**AIM OF THE EXERCISE**
The records below must be copied in full; omit the images.

:: RAW DATA

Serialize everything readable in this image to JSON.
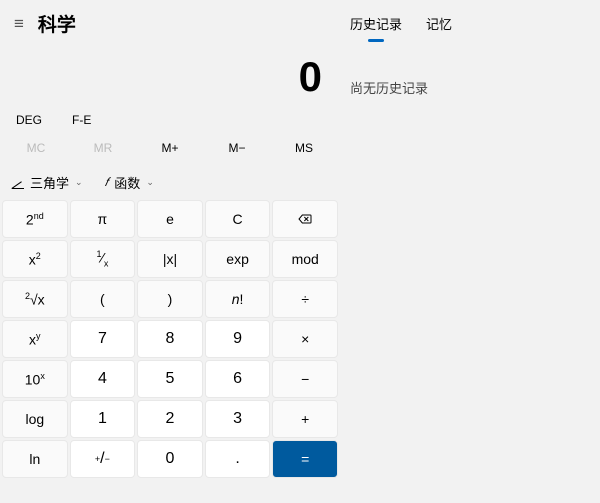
{
  "title": "科学",
  "display": "0",
  "mode": {
    "deg": "DEG",
    "fe": "F-E"
  },
  "memory": {
    "mc": "MC",
    "mr": "MR",
    "mplus": "M+",
    "mminus": "M−",
    "ms": "MS"
  },
  "funcs": {
    "trig": "三角学",
    "fn_symbol": "𝑓",
    "fn_label": "函数"
  },
  "buttons": {
    "r0": [
      "2ⁿᵈ",
      "π",
      "e",
      "C",
      "⌫"
    ],
    "r1": [
      "x²",
      "¹⁄ₓ",
      "|x|",
      "exp",
      "mod"
    ],
    "r2": [
      "²√x",
      "(",
      ")",
      "n!",
      "÷"
    ],
    "r3": [
      "xʸ",
      "7",
      "8",
      "9",
      "×"
    ],
    "r4": [
      "10ˣ",
      "4",
      "5",
      "6",
      "−"
    ],
    "r5": [
      "log",
      "1",
      "2",
      "3",
      "+"
    ],
    "r6": [
      "ln",
      "+/−",
      "0",
      ".",
      "="
    ]
  },
  "tabs": {
    "history": "历史记录",
    "memory": "记忆"
  },
  "empty_history": "尚无历史记录"
}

::::

**EXERCISE RESPONSE**
Serialize everything readable in this image to JSON.
{
  "title": "科学",
  "display": "0",
  "mode": {
    "deg": "DEG",
    "fe": "F-E"
  },
  "memory": {
    "mc": "MC",
    "mr": "MR",
    "mplus": "M+",
    "mminus": "M−",
    "ms": "MS"
  },
  "funcs": {
    "trig": "三角学",
    "fn_symbol": "𝑓",
    "fn_label": "函数"
  },
  "buttons": {
    "r0": [
      "2ⁿᵈ",
      "π",
      "e",
      "C",
      "⌫"
    ],
    "r1": [
      "x²",
      "¹⁄ₓ",
      "|x|",
      "exp",
      "mod"
    ],
    "r2": [
      "²√x",
      "(",
      ")",
      "n!",
      "÷"
    ],
    "r3": [
      "xʸ",
      "7",
      "8",
      "9",
      "×"
    ],
    "r4": [
      "10ˣ",
      "4",
      "5",
      "6",
      "−"
    ],
    "r5": [
      "log",
      "1",
      "2",
      "3",
      "+"
    ],
    "r6": [
      "ln",
      "+/−",
      "0",
      ".",
      "="
    ]
  },
  "tabs": {
    "history": "历史记录",
    "memory": "记忆"
  },
  "empty_history": "尚无历史记录"
}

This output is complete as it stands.